• **Required task A**
Sum up the passage on spring in Paris in two sentences.
• **Required task B**
Answer these questions on the passage on spring in Paris:
(i) When did Les Berges open?
(ii) How many hectares does the Parc de Bercy cover?
(iii) Which footbridge does the passage suggest crossing at dusk?

──────── Selected passage

Les Parisiens bask in the warm rays and take in the spring air and blossons in any way they can, usually camped out on the sunniest terraces or leisurely strolling through the most popular parks and along the waterways.
Opened last summer along the southwest bank of the Seine, Les Berges has quickly become the place to picnic or enjoy an evening drink along the river. However, this means that unless you arrive early it can be practically impossible to find space to sit, let alone a free table at the highly coveted En Attendant Rosa bar terrace.
Instead, head to the east end of Paris, where you can start by lounging or having a late afternoon picnic on the large shaded lawn of the Parc de Bercy. Covering more than 14 hectares its one of the largest parks in the city, a well-kept secret of the 12th arrondissement. At dusk walk across the Josephine Baker footbridge for a Seine-side drink and DJ at the Batofar or Petit Bain boats or on the rooftop deck of the ultra-hip Wanderlust in the Cité de la Mode.
The capital’s many gardens are an obvious choice for savoring the spring, nevertheless, the Tuileries, Luxembourg and even the more off-beat Buttes-Chaumont can get jammed packed especially on weekends. Follow the sun west for two of the best places to experience the natural wonders of the season: the Parc de Bagatelle and the Jardin Albert Kahn.

────────────────
──────── Dataset rows

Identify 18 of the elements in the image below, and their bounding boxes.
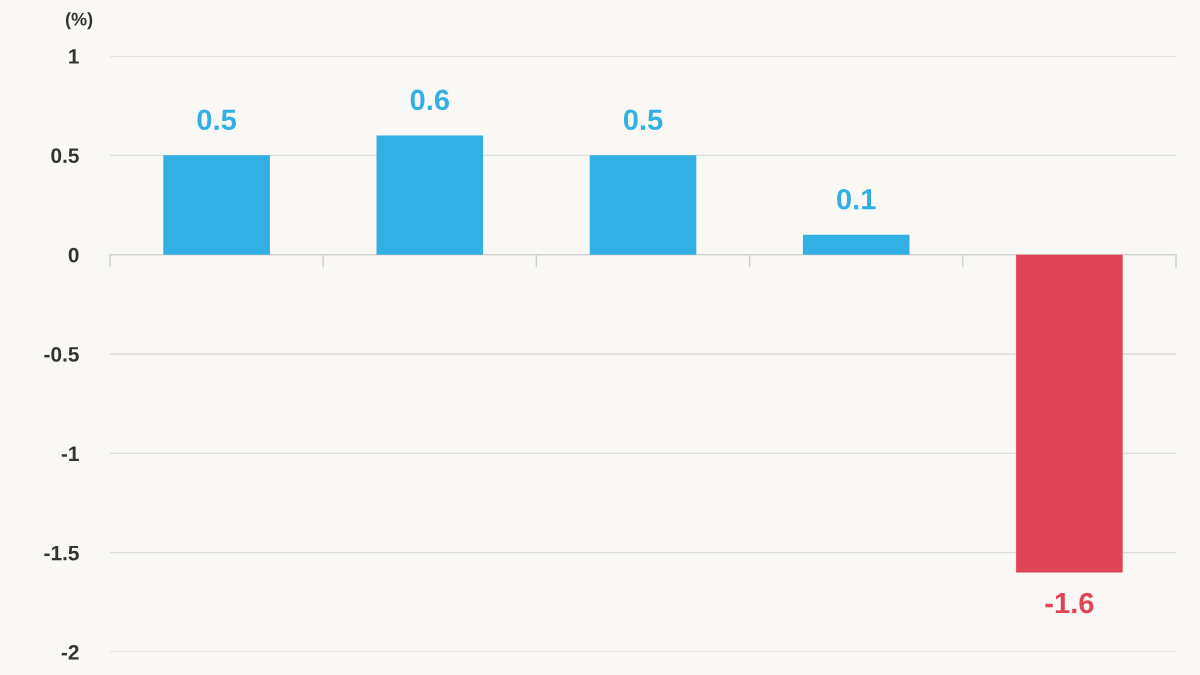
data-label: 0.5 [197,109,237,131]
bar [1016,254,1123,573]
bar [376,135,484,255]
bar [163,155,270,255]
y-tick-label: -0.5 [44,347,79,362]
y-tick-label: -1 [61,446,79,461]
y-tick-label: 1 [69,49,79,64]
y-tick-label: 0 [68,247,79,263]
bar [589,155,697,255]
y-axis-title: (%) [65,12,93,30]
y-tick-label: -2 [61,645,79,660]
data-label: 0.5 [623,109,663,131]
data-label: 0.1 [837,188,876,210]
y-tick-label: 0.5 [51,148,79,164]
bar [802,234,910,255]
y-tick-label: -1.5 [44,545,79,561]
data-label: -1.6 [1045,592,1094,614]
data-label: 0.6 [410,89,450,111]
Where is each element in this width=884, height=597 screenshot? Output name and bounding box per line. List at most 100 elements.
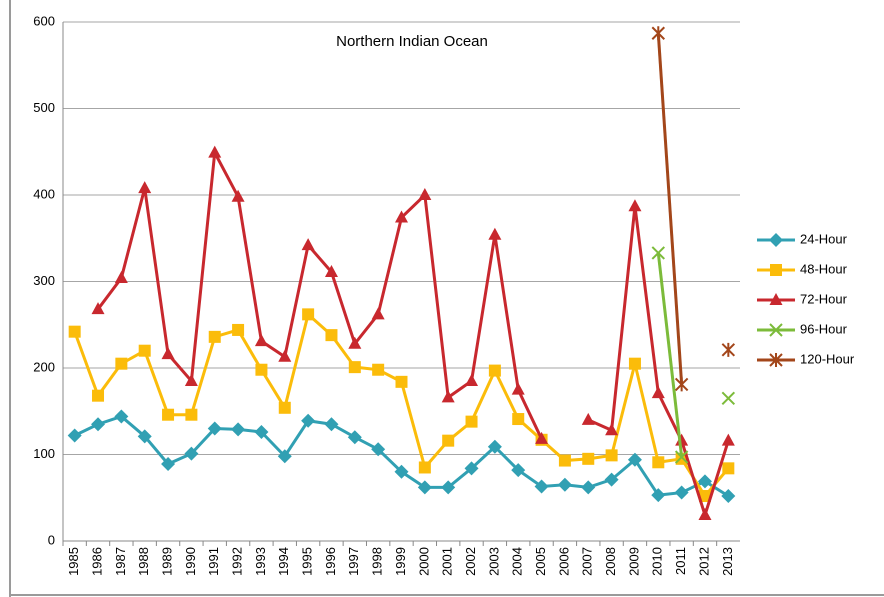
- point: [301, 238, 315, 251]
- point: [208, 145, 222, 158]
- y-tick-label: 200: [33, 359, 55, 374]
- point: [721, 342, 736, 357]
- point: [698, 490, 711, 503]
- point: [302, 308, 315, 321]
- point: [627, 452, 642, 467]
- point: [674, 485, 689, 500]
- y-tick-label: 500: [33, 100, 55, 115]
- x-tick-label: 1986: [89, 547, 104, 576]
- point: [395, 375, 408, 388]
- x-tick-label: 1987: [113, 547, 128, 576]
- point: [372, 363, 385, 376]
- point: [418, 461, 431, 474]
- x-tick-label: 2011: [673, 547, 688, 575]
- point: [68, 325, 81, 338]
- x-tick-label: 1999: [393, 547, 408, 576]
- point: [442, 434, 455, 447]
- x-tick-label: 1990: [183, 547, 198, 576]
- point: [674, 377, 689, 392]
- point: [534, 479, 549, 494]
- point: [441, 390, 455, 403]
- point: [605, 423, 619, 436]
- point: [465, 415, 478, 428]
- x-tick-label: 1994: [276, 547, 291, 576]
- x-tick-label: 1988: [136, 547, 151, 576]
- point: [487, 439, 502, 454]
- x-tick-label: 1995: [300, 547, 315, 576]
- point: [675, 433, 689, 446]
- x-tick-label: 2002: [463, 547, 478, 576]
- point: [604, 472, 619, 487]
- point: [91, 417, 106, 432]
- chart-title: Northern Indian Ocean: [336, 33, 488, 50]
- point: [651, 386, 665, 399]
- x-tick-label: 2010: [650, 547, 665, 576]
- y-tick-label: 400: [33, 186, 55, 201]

────────────────

• **Correct response A**
In spring, Parisians crowd sunny terraces, parks and riverbanks, and Les Berges along the Seine fills up so fast that seats are hard to find unless you arrive early. The passage suggests heading east to the Parc de Bercy and the Seine-side boats or the Wanderlust rooftop instead, or west to the Parc de Bagatelle and the Jardin Albert Kahn, since gardens like the Tuileries and Luxembourg get packed on weekends.

• **Correct response B**
(i) Last summer
(ii) More than 14 hectares
(iii) The Josephine Baker footbridge